Task requirements – In your copy, repeat the records exactly and leave out the pictures.

* START *

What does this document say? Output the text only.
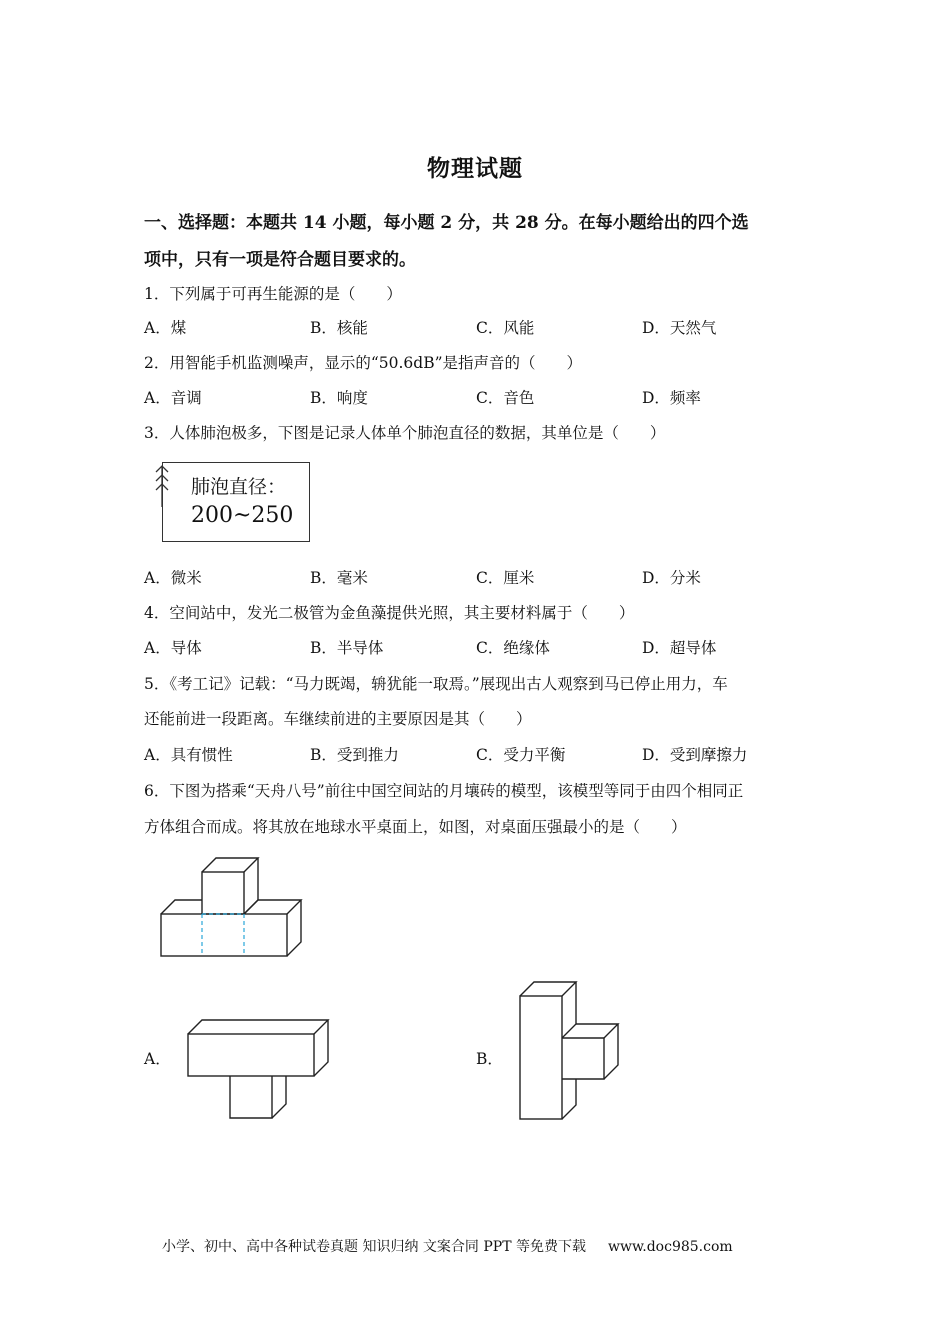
物理试题
一、选择题：本题共 14 小题，每小题 2 分，共 28 分。在每小题给出的四个选
项中，只有一项是符合题目要求的。
1．下列属于可再生能源的是（　　）
A．煤	B．核能	C．风能	D．天然气
2．用智能手机监测噪声，显示的“50.6dB”是指声音的（　　）
A．音调	B．响度	C．音色	D．频率
3．人体肺泡极多，下图是记录人体单个肺泡直径的数据，其单位是（　　）
肺泡直径：
200~250
A．微米	B．毫米	C．厘米	D．分米
4．空间站中，发光二极管为金鱼藻提供光照，其主要材料属于（　　）
A．导体	B．半导体	C．绝缘体	D．超导体
5．《考工记》记载：“马力既竭，辀犹能一取焉。”展现出古人观察到马已停止用力，车
还能前进一段距离。车继续前进的主要原因是其（　　）
A．具有惯性	B．受到推力	C．受力平衡	D．受到摩擦力
6．下图为搭乘“天舟八号”前往中国空间站的月壤砖的模型，该模型等同于由四个相同正
方体组合而成。将其放在地球水平桌面上，如图，对桌面压强最小的是（　　）
A．	B．
小学、初中、高中各种试卷真题 知识归纳 文案合同 PPT 等免费下载 www.doc985.com
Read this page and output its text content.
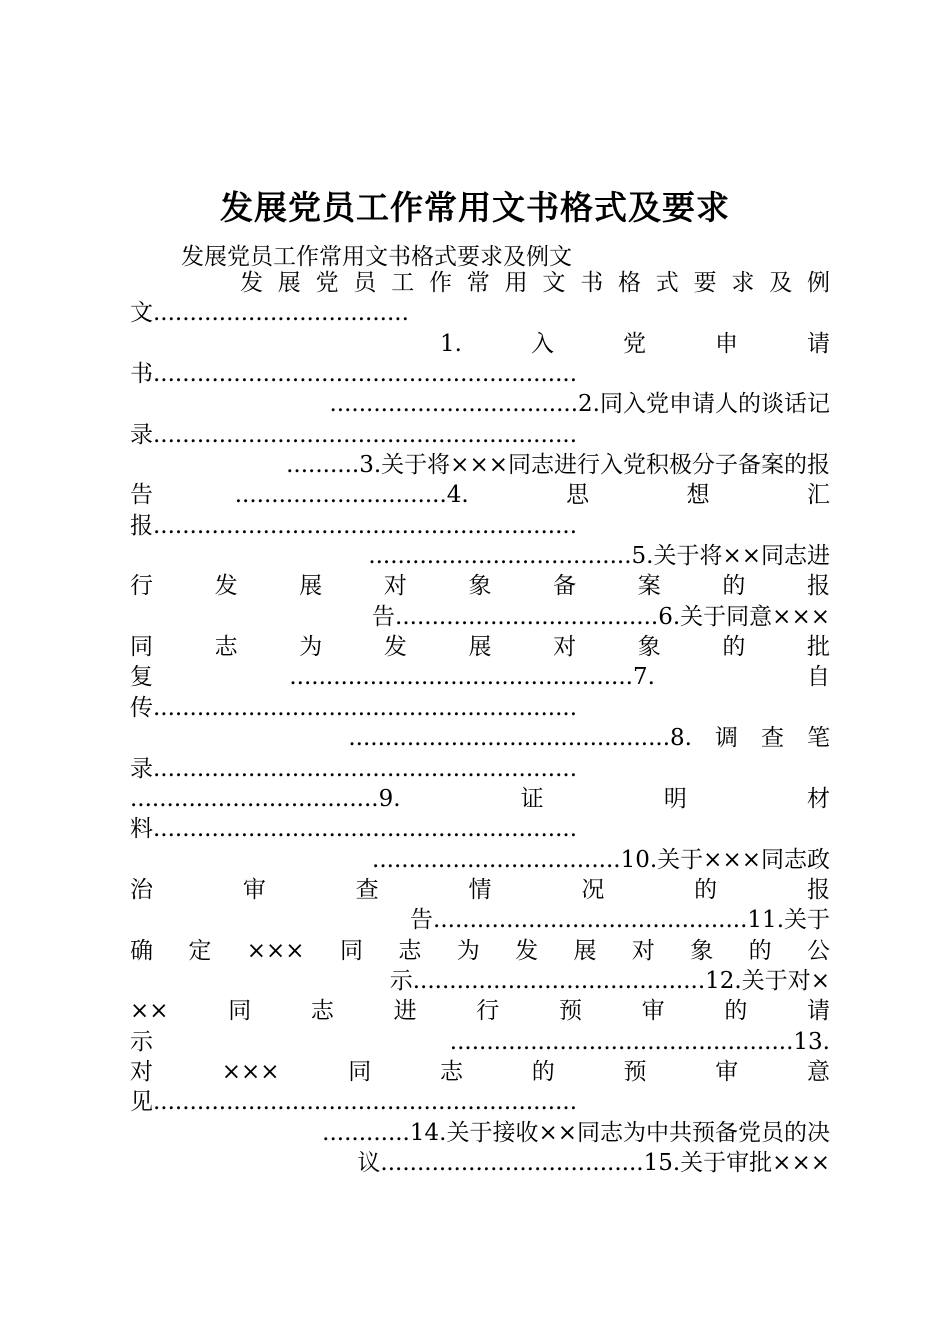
发展党员工作常用文书格式及要求

发展党员工作常用文书格式要求及例文

发展党员工作常用文书格式要求及例
文...................................
1.　　入　　党　　申　　请
书..........................................................
..................................2.同入党申请人的谈话记
录..........................................................
..........3.关于将×××同志进行入党积极分子备案的报
告　 .............................4.　　思　　想　　汇
报..........................................................
....................................5.关于将××同志进
行　　发　　展　　对　　象　　备　　案　　的　　报
告....................................6.关于同意×××
同　　志　　为　　发　　展　　对　　象　　的　　批
复　 ...............................................7.　　自
传..........................................................
............................................8.　调　查　笔
录..........................................................
..................................9.　　证　　明　　材
料..........................................................
..................................10.关于×××同志政
治　　审　　查　　情　　况　　的　　报
告...........................................11.关于
确　定　×××　同　志　为　发　展　对　象　的　公
示........................................12.关于对×
××　　同　　志　　进　　行　　预　　审　　的　　请
示　 ...............................................13.
对　　×××　　同　　志　　的　　预　　审　　意
见..........................................................
............14.关于接收××同志为中共预备党员的决
议....................................15.关于审批×××
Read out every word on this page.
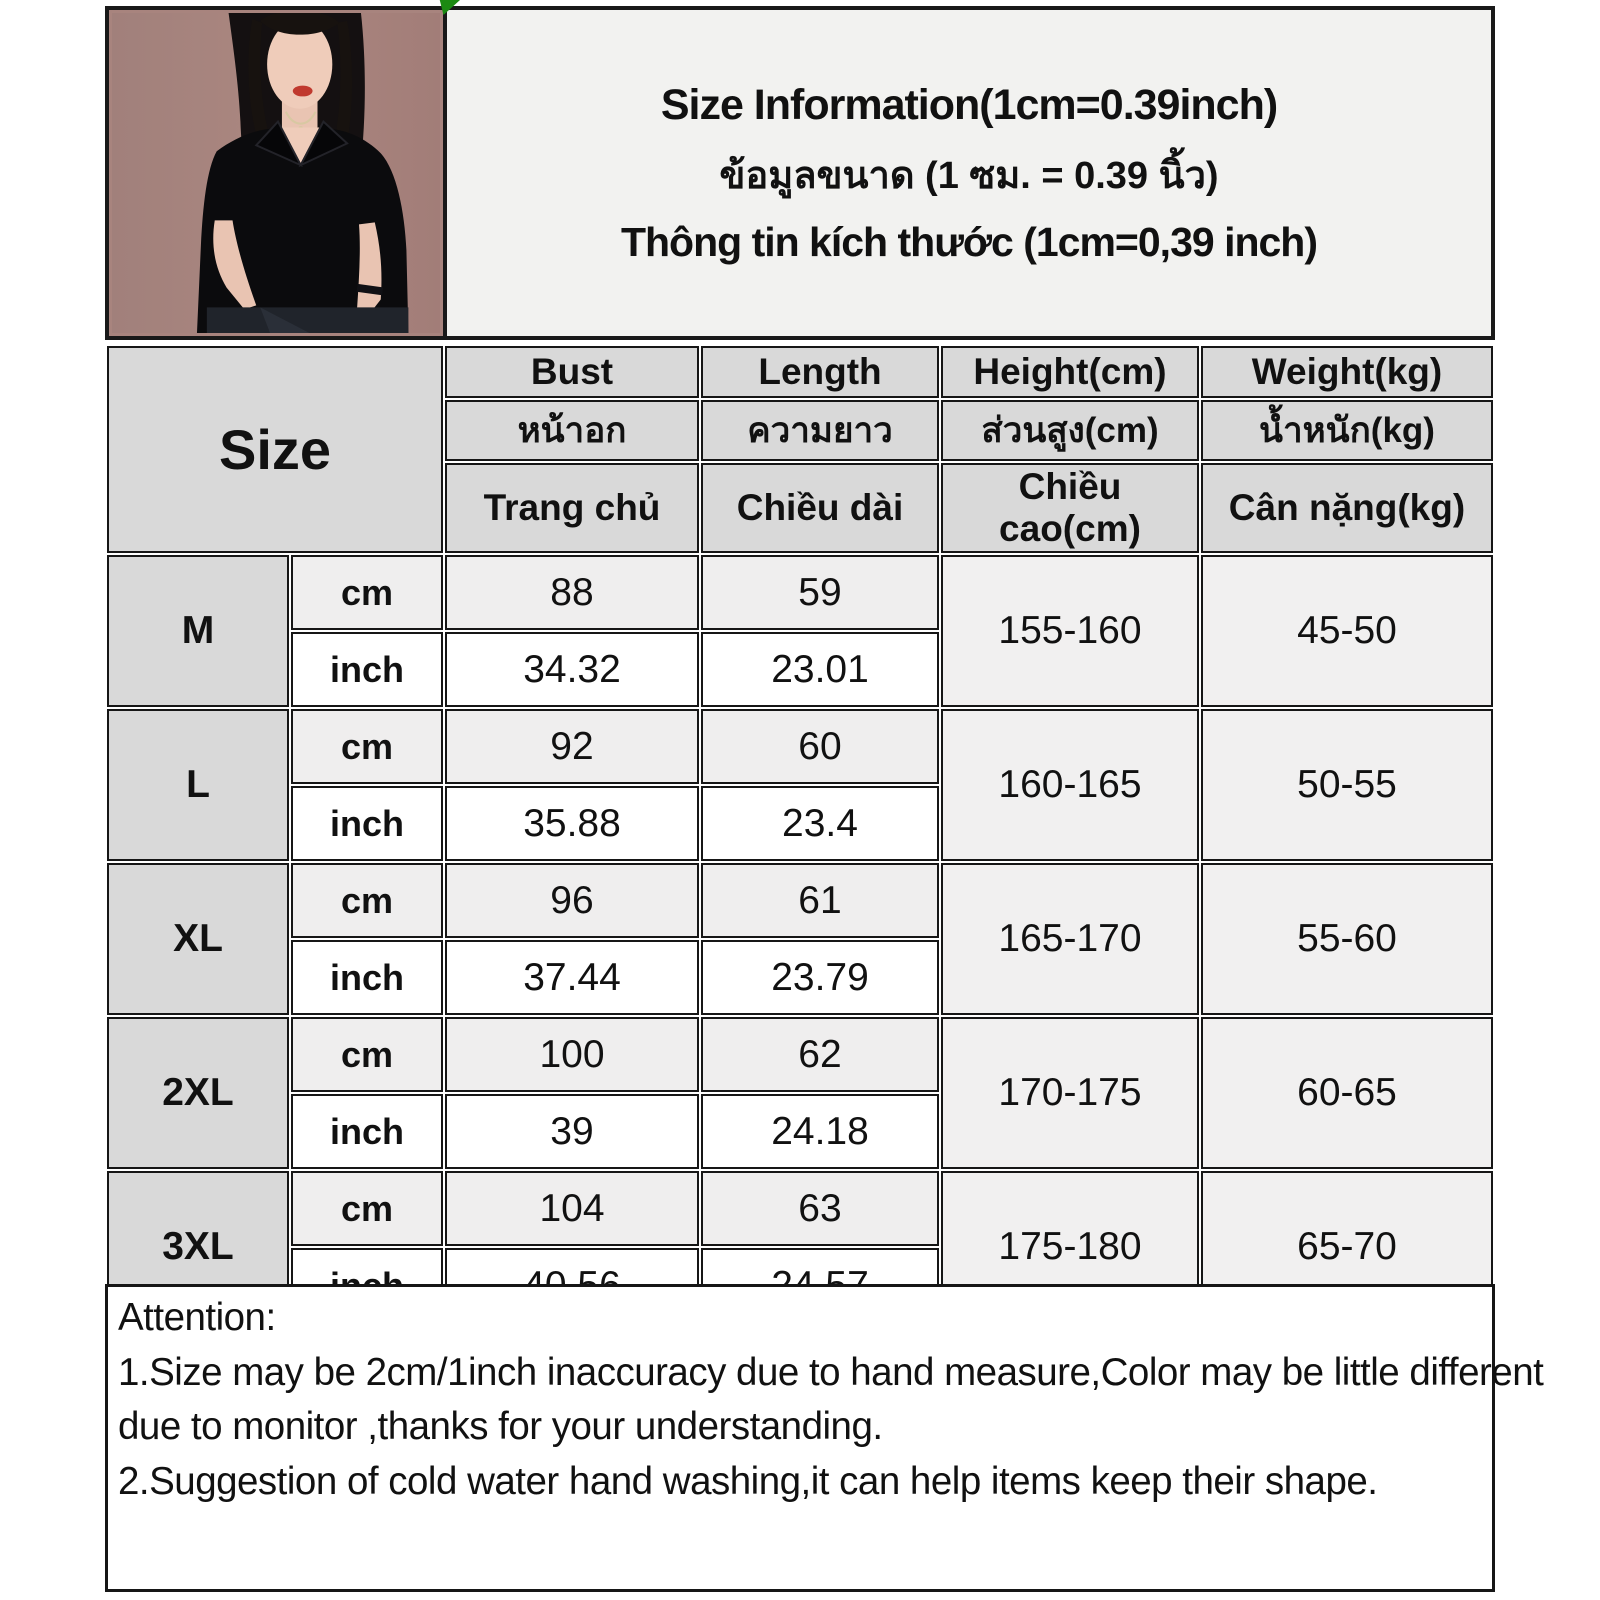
Size Information(1cm=0.39inch)
ข้อมูลขนาด (1 ซม. = 0.39 นิ้ว)
Thông tin kích thước (1cm=0,39 inch)
Size		Bust	Length	Height(cm)	Weight(kg)
		หน้าอก	ความยาว	ส่วนสูง(cm)	น้ำหนัก(kg)
		Trang chủ	Chiều dài	Chiều cao(cm)	Cân nặng(kg)
M	cm	88	59	155-160	45-50
	inch	34.32	23.01		
L	cm	92	60	160-165	50-55
	inch	35.88	23.4		
XL	cm	96	61	165-170	55-60
	inch	37.44	23.79		
2XL	cm	100	62	170-175	60-65
	inch	39	24.18		
3XL	cm	104	63	175-180	65-70

Attention:
1.Size may be 2cm/1inch inaccuracy due to hand measure,Color may be little different
due to monitor ,thanks for your understanding.
2.Suggestion of cold water hand washing,it can help items keep their shape.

* END *

Full response –
What does this document say? Output the text only.
物理试题
一、选择题：本题共 14 小题，每小题 2 分，共 28 分。在每小题给出的四个选
项中，只有一项是符合题目要求的。
1．下列属于可再生能源的是（　　）
A．煤	B．核能	C．风能	D．天然气
2．用智能手机监测噪声，显示的“50.6dB”是指声音的（　　）
A．音调	B．响度	C．音色	D．频率
3．人体肺泡极多，下图是记录人体单个肺泡直径的数据，其单位是（　　）
肺泡直径：
200~250
A．微米	B．毫米	C．厘米	D．分米
4．空间站中，发光二极管为金鱼藻提供光照，其主要材料属于（　　）
A．导体	B．半导体	C．绝缘体	D．超导体
5．《考工记》记载：“马力既竭，辀犹能一取焉。”展现出古人观察到马已停止用力，车
还能前进一段距离。车继续前进的主要原因是其（　　）
A．具有惯性	B．受到推力	C．受力平衡	D．受到摩擦力
6．下图为搭乘“天舟八号”前往中国空间站的月壤砖的模型，该模型等同于由四个相同正
方体组合而成。将其放在地球水平桌面上，如图，对桌面压强最小的是（　　）
A．	B．
小学、初中、高中各种试卷真题 知识归纳 文案合同 PPT 等免费下载 www.doc985.com
Read this page and output its text content.
发展党员工作常用文书格式及要求

发展党员工作常用文书格式要求及例文

发展党员工作常用文书格式要求及例
文...................................
1.　　入　　党　　申　　请
书..........................................................
..................................2.同入党申请人的谈话记
录..........................................................
..........3.关于将×××同志进行入党积极分子备案的报
告　 .............................4.　　思　　想　　汇
报..........................................................
....................................5.关于将××同志进
行　　发　　展　　对　　象　　备　　案　　的　　报
告....................................6.关于同意×××
同　　志　　为　　发　　展　　对　　象　　的　　批
复　 ...............................................7.　　自
传..........................................................
............................................8.　调　查　笔
录..........................................................
..................................9.　　证　　明　　材
料..........................................................
..................................10.关于×××同志政
治　　审　　查　　情　　况　　的　　报
告...........................................11.关于
确　定　×××　同　志　为　发　展　对　象　的　公
示........................................12.关于对×
××　　同　　志　　进　　行　　预　　审　　的　　请
示　 ...............................................13.
对　　×××　　同　　志　　的　　预　　审　　意
见..........................................................
............14.关于接收××同志为中共预备党员的决
议....................................15.关于审批×××
Read out every word on this page.
Size Information(1cm=0.39inch)
ข้อมูลขนาด (1 ซม. = 0.39 นิ้ว)
Thông tin kích thước (1cm=0,39 inch)
Size		Bust	Length	Height(cm)	Weight(kg)
		หน้าอก	ความยาว	ส่วนสูง(cm)	น้ำหนัก(kg)
		Trang chủ	Chiều dài	Chiều cao(cm)	Cân nặng(kg)
M	cm	88	59	155-160	45-50
	inch	34.32	23.01		
L	cm	92	60	160-165	50-55
	inch	35.88	23.4		
XL	cm	96	61	165-170	55-60
	inch	37.44	23.79		
2XL	cm	100	62	170-175	60-65
	inch	39	24.18		
3XL	cm	104	63	175-180	65-70

Attention:
1.Size may be 2cm/1inch inaccuracy due to hand measure,Color may be little different
due to monitor ,thanks for your understanding.
2.Suggestion of cold water hand washing,it can help items keep their shape.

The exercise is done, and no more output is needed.